Because the 2013 federal election was the first attempt to join by the party, AfD had not received any federal funds in the run-up to it; by receiving 2 million votes, it crossed the threshold for party funding and was expected to receive an estimated 1.3 to 1.5 million euros per year of state subsidies. After joining the parliament with more than 90 representatives in the 2017 federal election, the party received more than 70 million euros per year; this probably rose to more than 100 million euros per year from 2019 onward. The party has also established and acknowledged a foundation for political education, and other purposes, close to the party but organized separately, which may be able to claim up to 80 million euros per year. This foundation would need to be acknowledged by the federal parliament in Germany first, but it has a legal claim to these subsidies.

In 2018 the Alternative for Germany donation scandal became public, as federal and European Parliament politicians Alice Weidel, Jörg Meuthen, Marcus Pretzell, and Guido Reil had profited from illegal and unnamed donations from non-EU countries. The acceptance of donations from non-EU countries is prohibited for German parties and politicians.

=== Young Alternative for Germany ===

Young Alternative for Germany (Junge Alternative für Deutschland, JA) was founded in 2013 as the youth organisation of AfD, while remaining legally independent from its mother party. In view of JA's independence, it has been regarded by some in AfD's hierarchy as being somewhat wayward, with JA repeatedly accused of being "too far-right", politically regressive and antifeminist by the German mainstream media.

In December 2024 the main party of the AfD announced its intention to cut ties with the JA in connection to its classification by the Federal Office for the Protection of the Constitution. AfD leadership are planning to found a new organisation as its youth wing. On 12 January 2025, AfD leadership voted to formally replace the JA as its youth organisation.

=== International affiliation and relations ===
Following the 2014 European Parliament election on 12 June, AfD was accepted into the European Conservatives and Reformists (ECR) group in the European Parliament. In February 2016, AfD announced a closer cooperation with the right-wing populist party Freedom Party of Austria (FPÖ), which was a member of the Europe of Nations and Freedom (ENF) group. On 8 March 2016, the bureau of the ECR group began motions to exclude AfD MEPs from their group due to the party's links with the far-right FPÖ and controversial remarks by two party leaders about shooting immigrants. MEP Beatrix von Storch pre-empted her imminent expulsion by leaving the ECR group to join the Europe of Freedom and Direct Democracy group on 8 April, and Marcus Pretzell was expelled from the ECR group on 12 April 2016. During the party convention on 30 April 2016, Pretzell announced his intention to join the Europe of Nations and Freedom group, although he subsequently left AfD to join Petry's Blue Party.

--------------------------------------------------

Exercise requirements =
1/ According to the text about Alternative for Germany, on what date did AfD leadership vote to formally replace the JA as its youth organization?
2/ Write a continuation of the text about Alternative for Germany that picks up after its final sentence.
The entries have no connection to the text about Alternative for Germany.

Information shown =
--------------------------------------------------

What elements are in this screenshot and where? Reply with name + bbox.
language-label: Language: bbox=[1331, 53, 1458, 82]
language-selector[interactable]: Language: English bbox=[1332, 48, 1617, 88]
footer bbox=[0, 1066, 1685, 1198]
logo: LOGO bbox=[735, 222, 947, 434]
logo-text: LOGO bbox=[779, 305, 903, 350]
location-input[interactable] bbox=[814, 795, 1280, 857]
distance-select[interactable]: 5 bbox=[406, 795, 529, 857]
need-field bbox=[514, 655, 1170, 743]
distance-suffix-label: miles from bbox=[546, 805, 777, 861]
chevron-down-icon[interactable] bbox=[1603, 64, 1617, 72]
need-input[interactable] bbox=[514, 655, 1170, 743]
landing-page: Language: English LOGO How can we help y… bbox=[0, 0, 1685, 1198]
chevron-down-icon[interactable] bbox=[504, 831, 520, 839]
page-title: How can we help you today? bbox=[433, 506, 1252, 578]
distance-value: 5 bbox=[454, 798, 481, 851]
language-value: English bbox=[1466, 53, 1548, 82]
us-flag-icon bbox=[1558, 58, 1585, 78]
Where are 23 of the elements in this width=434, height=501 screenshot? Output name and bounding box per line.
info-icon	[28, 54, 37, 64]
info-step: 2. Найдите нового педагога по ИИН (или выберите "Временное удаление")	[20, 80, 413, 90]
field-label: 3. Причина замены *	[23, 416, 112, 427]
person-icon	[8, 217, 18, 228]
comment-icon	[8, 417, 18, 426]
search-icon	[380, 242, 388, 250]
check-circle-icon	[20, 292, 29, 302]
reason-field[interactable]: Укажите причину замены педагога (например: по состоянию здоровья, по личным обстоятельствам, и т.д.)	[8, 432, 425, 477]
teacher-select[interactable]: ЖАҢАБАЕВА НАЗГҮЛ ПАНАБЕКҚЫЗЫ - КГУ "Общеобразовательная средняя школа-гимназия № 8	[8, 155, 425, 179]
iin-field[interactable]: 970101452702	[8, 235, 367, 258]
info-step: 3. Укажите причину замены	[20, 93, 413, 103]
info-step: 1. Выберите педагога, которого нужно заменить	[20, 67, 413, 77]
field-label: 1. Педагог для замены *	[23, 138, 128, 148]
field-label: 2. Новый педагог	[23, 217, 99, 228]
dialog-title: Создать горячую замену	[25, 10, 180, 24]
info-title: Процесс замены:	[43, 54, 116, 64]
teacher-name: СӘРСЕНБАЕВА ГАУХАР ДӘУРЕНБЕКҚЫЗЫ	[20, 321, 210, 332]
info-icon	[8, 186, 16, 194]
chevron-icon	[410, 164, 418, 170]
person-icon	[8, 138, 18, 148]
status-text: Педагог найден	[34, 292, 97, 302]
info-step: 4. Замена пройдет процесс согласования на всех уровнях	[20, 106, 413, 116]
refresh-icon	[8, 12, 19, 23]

--------------------------------------------------

Answer set =
1/ On 12 January 2025.

2/
In April 2019, Jörg Meuthen appeared alongside Northern League leader Matteo Salvini, National Rally leader Marine Le Pen, and politicians from the Danish People's Party and FPÖ to announce the formation of a new European political alliance. AfD later joined this group in the European Parliament, which was ultimately named the Identity and Democracy group. In July 2023, the AfD joined the Identity and Democracy Party, the European political party affiliated with this group.

The AfD initially maintained close cooperation with the French National Rally and Marine Le Pen. In February 2024, it was reported that the relations between the two parties had become strained after AfD spokesmen attended the 2023 Potsdam far-right meeting. In response, the AfD's leadership held a meeting with Le Pen and denied endorsing the words of some of the people at the meeting.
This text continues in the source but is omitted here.